**What to do**
Repeat what the lines below say, word for word, and skip every image.

==== Records for the exercise ====

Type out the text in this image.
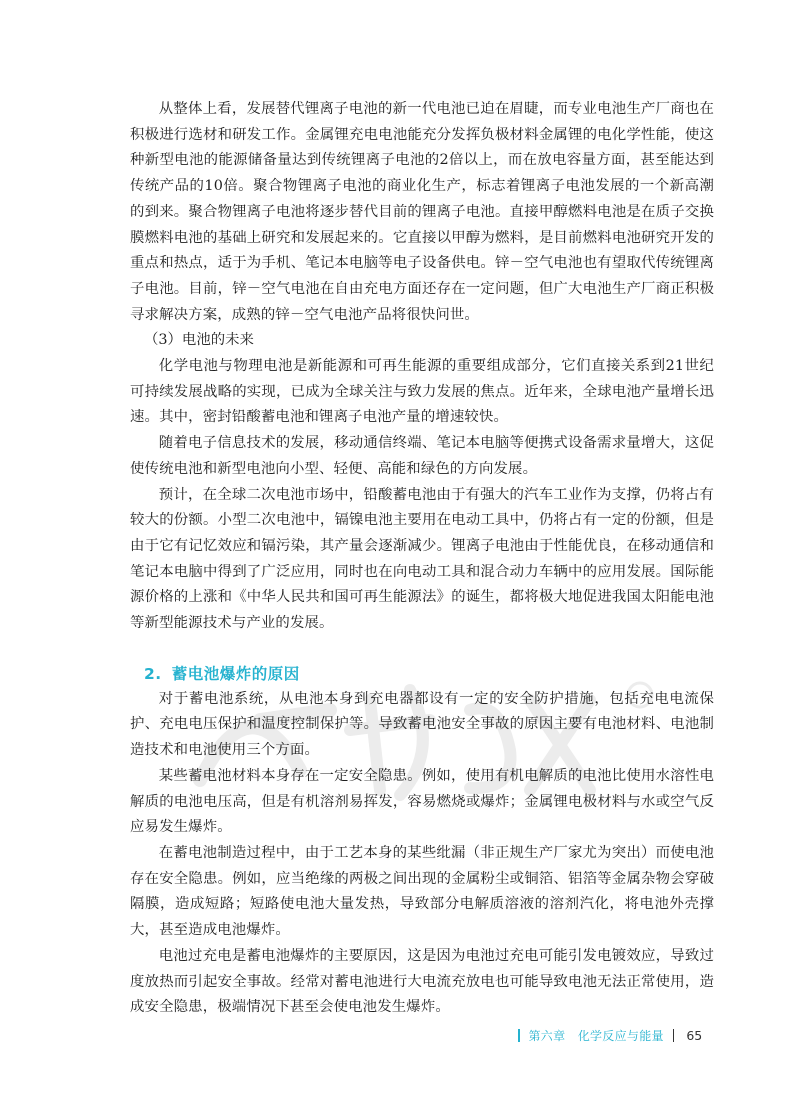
从整体上看，发展替代锂离子电池的新一代电池已迫在眉睫，而专业电池生产厂商也在积极进行选材和研发工作。金属锂充电电池能充分发挥负极材料金属锂的电化学性能，使这种新型电池的能源储备量达到传统锂离子电池的2倍以上，而在放电容量方面，甚至能达到传统产品的10倍。聚合物锂离子电池的商业化生产，标志着锂离子电池发展的一个新高潮的到来。聚合物锂离子电池将逐步替代目前的锂离子电池。直接甲醇燃料电池是在质子交换膜燃料电池的基础上研究和发展起来的。它直接以甲醇为燃料，是目前燃料电池研究开发的重点和热点，适于为手机、笔记本电脑等电子设备供电。锌－空气电池也有望取代传统锂离子电池。目前，锌－空气电池在自由充电方面还存在一定问题，但广大电池生产厂商正积极寻求解决方案，成熟的锌－空气电池产品将很快问世。

（3）电池的未来

化学电池与物理电池是新能源和可再生能源的重要组成部分，它们直接关系到21世纪可持续发展战略的实现，已成为全球关注与致力发展的焦点。近年来，全球电池产量增长迅速。其中，密封铅酸蓄电池和锂离子电池产量的增速较快。

随着电子信息技术的发展，移动通信终端、笔记本电脑等便携式设备需求量增大，这促使传统电池和新型电池向小型、轻便、高能和绿色的方向发展。

预计，在全球二次电池市场中，铅酸蓄电池由于有强大的汽车工业作为支撑，仍将占有较大的份额。小型二次电池中，镉镍电池主要用在电动工具中，仍将占有一定的份额，但是由于它有记忆效应和镉污染，其产量会逐渐减少。锂离子电池由于性能优良，在移动通信和笔记本电脑中得到了广泛应用，同时也在向电动工具和混合动力车辆中的应用发展。国际能源价格的上涨和《中华人民共和国可再生能源法》的诞生，都将极大地促进我国太阳能电池等新型能源技术与产业的发展。

2. 蓄电池爆炸的原因

对于蓄电池系统，从电池本身到充电器都设有一定的安全防护措施，包括充电电流保护、充电电压保护和温度控制保护等。导致蓄电池安全事故的原因主要有电池材料、电池制造技术和电池使用三个方面。

某些蓄电池材料本身存在一定安全隐患。例如，使用有机电解质的电池比使用水溶性电解质的电池电压高，但是有机溶剂易挥发，容易燃烧或爆炸；金属锂电极材料与水或空气反应易发生爆炸。

在蓄电池制造过程中，由于工艺本身的某些纰漏（非正规生产厂家尤为突出）而使电池存在安全隐患。例如，应当绝缘的两极之间出现的金属粉尘或铜箔、铝箔等金属杂物会穿破隔膜，造成短路；短路使电池大量发热，导致部分电解质溶液的溶剂汽化，将电池外壳撑大，甚至造成电池爆炸。

电池过充电是蓄电池爆炸的主要原因，这是因为电池过充电可能引发电镀效应，导致过度放热而引起安全事故。经常对蓄电池进行大电流充放电也可能导致电池无法正常使用，造成安全隐患，极端情况下甚至会使电池发生爆炸。

第六章　化学反应与能量 65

====

**The completed task**
Type out the text in this image.
从整体上看，发展替代锂离子电池的新一代电池已迫在眉睫，而专业电池生产厂商也在积极进行选材和研发工作。金属锂充电电池能充分发挥负极材料金属锂的电化学性能，使这种新型电池的能源储备量达到传统锂离子电池的2倍以上，而在放电容量方面，甚至能达到传统产品的10倍。聚合物锂离子电池的商业化生产，标志着锂离子电池发展的一个新高潮的到来。聚合物锂离子电池将逐步替代目前的锂离子电池。直接甲醇燃料电池是在质子交换膜燃料电池的基础上研究和发展起来的。它直接以甲醇为燃料，是目前燃料电池研究开发的重点和热点，适于为手机、笔记本电脑等电子设备供电。锌－空气电池也有望取代传统锂离子电池。目前，锌－空气电池在自由充电方面还存在一定问题，但广大电池生产厂商正积极寻求解决方案，成熟的锌－空气电池产品将很快问世。

（3）电池的未来

化学电池与物理电池是新能源和可再生能源的重要组成部分，它们直接关系到21世纪可持续发展战略的实现，已成为全球关注与致力发展的焦点。近年来，全球电池产量增长迅速。其中，密封铅酸蓄电池和锂离子电池产量的增速较快。

随着电子信息技术的发展，移动通信终端、笔记本电脑等便携式设备需求量增大，这促使传统电池和新型电池向小型、轻便、高能和绿色的方向发展。

预计，在全球二次电池市场中，铅酸蓄电池由于有强大的汽车工业作为支撑，仍将占有较大的份额。小型二次电池中，镉镍电池主要用在电动工具中，仍将占有一定的份额，但是由于它有记忆效应和镉污染，其产量会逐渐减少。锂离子电池由于性能优良，在移动通信和笔记本电脑中得到了广泛应用，同时也在向电动工具和混合动力车辆中的应用发展。国际能源价格的上涨和《中华人民共和国可再生能源法》的诞生，都将极大地促进我国太阳能电池等新型能源技术与产业的发展。

2. 蓄电池爆炸的原因

对于蓄电池系统，从电池本身到充电器都设有一定的安全防护措施，包括充电电流保护、充电电压保护和温度控制保护等。导致蓄电池安全事故的原因主要有电池材料、电池制造技术和电池使用三个方面。

某些蓄电池材料本身存在一定安全隐患。例如，使用有机电解质的电池比使用水溶性电解质的电池电压高，但是有机溶剂易挥发，容易燃烧或爆炸；金属锂电极材料与水或空气反应易发生爆炸。

在蓄电池制造过程中，由于工艺本身的某些纰漏（非正规生产厂家尤为突出）而使电池存在安全隐患。例如，应当绝缘的两极之间出现的金属粉尘或铜箔、铝箔等金属杂物会穿破隔膜，造成短路；短路使电池大量发热，导致部分电解质溶液的溶剂汽化，将电池外壳撑大，甚至造成电池爆炸。

电池过充电是蓄电池爆炸的主要原因，这是因为电池过充电可能引发电镀效应，导致过度放热而引起安全事故。经常对蓄电池进行大电流充放电也可能导致电池无法正常使用，造成安全隐患，极端情况下甚至会使电池发生爆炸。

第六章　化学反应与能量 65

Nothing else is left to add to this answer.